[SET TASK] In the entries below, count each line holding the word "Basin". Answer with the total alone.

◇ ◇ ◇ ◇ ◇ ◇ ◇

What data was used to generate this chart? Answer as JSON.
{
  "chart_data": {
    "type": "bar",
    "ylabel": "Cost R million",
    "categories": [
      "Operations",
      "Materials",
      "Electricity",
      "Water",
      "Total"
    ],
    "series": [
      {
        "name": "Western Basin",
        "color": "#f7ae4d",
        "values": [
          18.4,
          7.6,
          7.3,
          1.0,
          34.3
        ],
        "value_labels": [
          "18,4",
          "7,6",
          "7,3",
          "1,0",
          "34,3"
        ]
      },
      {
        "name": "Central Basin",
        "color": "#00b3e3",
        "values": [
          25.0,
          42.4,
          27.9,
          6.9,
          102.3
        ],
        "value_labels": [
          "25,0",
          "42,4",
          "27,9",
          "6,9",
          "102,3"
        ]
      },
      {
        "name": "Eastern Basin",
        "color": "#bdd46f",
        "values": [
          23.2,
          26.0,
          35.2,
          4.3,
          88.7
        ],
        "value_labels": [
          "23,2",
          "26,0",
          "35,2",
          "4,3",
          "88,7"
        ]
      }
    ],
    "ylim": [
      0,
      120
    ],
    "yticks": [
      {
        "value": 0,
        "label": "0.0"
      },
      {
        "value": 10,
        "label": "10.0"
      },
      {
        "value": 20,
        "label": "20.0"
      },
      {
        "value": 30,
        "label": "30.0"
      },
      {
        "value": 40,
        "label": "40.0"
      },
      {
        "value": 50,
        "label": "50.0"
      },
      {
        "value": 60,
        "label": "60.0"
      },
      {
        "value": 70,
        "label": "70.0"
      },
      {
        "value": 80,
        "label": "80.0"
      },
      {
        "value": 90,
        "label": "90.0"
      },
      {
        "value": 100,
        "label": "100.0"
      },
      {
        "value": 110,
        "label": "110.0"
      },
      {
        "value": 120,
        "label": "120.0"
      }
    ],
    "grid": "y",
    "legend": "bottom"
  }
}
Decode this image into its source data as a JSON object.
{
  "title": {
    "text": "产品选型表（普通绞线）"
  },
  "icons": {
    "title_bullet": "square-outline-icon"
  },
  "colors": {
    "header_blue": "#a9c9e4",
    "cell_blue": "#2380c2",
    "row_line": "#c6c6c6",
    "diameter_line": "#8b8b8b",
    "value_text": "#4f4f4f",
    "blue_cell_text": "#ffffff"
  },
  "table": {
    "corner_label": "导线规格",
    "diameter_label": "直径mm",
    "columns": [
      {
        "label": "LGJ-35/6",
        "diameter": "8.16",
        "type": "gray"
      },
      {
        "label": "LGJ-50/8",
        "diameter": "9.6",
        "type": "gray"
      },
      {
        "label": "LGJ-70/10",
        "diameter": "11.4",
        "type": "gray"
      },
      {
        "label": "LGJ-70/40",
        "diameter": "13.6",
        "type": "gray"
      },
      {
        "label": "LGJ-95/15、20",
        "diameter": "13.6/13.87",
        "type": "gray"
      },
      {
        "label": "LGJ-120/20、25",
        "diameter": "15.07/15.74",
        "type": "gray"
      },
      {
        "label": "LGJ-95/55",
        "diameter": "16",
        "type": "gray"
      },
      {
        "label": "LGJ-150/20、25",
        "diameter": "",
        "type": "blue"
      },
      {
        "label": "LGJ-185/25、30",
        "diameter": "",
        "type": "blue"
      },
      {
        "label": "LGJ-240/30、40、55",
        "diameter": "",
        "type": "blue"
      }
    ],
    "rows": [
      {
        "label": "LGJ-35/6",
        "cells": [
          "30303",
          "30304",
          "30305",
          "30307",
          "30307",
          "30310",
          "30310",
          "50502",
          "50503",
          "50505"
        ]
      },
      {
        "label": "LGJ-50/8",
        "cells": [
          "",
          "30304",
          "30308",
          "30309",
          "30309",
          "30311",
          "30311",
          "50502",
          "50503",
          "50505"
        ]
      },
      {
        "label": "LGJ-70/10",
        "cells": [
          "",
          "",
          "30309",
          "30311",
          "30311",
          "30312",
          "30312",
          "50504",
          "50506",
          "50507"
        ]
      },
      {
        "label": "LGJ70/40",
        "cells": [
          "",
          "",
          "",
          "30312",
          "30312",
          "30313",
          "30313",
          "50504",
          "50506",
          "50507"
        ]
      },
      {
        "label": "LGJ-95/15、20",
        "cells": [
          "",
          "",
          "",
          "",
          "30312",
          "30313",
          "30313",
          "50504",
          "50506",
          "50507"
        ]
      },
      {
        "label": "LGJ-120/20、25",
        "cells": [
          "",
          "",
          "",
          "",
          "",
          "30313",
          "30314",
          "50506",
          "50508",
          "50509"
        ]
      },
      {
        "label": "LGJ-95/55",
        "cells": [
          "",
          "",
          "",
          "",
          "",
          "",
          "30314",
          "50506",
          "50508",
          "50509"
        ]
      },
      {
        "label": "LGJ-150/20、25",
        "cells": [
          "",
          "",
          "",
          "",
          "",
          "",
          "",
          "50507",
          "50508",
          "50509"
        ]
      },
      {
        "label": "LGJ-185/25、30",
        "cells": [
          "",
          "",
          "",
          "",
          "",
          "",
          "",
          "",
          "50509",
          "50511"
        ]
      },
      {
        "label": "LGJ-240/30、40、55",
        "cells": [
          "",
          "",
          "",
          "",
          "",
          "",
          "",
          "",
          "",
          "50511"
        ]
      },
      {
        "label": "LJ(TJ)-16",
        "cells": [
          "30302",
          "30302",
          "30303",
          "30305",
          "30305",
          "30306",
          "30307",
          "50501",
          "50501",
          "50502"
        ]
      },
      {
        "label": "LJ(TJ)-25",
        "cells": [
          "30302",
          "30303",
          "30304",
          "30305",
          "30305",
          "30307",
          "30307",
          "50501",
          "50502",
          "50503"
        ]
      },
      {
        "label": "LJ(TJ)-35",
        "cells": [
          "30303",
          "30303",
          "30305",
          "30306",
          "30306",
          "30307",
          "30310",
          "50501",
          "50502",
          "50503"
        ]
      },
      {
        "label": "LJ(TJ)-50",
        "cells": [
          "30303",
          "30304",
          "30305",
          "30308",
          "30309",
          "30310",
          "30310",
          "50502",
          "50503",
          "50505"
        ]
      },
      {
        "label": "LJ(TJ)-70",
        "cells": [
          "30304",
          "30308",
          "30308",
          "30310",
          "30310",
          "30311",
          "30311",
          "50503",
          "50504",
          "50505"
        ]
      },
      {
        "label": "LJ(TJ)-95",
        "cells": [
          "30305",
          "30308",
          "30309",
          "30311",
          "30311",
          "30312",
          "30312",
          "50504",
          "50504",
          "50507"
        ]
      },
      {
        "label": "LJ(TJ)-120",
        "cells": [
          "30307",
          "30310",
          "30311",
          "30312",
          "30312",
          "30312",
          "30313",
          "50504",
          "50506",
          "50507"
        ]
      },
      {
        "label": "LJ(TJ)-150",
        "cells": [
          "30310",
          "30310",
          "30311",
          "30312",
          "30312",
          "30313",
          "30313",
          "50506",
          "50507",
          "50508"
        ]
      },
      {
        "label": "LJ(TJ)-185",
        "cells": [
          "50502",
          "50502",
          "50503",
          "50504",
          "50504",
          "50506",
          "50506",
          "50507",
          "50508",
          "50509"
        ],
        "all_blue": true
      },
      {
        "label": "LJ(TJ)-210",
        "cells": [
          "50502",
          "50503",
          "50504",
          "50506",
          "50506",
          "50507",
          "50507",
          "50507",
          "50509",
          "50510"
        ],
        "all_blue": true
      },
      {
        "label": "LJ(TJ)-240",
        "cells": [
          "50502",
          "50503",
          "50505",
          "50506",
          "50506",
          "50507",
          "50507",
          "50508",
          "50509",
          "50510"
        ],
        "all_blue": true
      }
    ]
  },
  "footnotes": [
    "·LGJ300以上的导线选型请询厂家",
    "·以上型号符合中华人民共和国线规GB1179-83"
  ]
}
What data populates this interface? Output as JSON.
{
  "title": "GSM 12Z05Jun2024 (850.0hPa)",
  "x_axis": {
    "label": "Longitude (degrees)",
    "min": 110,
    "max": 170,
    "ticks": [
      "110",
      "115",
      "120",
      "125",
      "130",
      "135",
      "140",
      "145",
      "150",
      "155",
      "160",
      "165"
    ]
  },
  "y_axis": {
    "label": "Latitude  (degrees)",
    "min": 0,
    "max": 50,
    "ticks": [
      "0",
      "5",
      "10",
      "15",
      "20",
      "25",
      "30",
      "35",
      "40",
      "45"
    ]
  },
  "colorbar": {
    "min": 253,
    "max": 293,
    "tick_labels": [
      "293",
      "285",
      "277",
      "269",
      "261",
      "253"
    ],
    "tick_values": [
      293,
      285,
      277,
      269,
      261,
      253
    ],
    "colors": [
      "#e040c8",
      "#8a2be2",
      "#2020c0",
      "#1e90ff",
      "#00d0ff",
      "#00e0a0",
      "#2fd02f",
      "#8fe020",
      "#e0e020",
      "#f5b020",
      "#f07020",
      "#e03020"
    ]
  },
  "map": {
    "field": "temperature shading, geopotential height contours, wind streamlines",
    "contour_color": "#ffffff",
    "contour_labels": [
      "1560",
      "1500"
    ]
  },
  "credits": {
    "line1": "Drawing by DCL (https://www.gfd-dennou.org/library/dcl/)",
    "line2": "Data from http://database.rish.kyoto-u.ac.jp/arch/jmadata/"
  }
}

◇ ◇ ◇ ◇ ◇ ◇ ◇

[TASK ANSWER] 3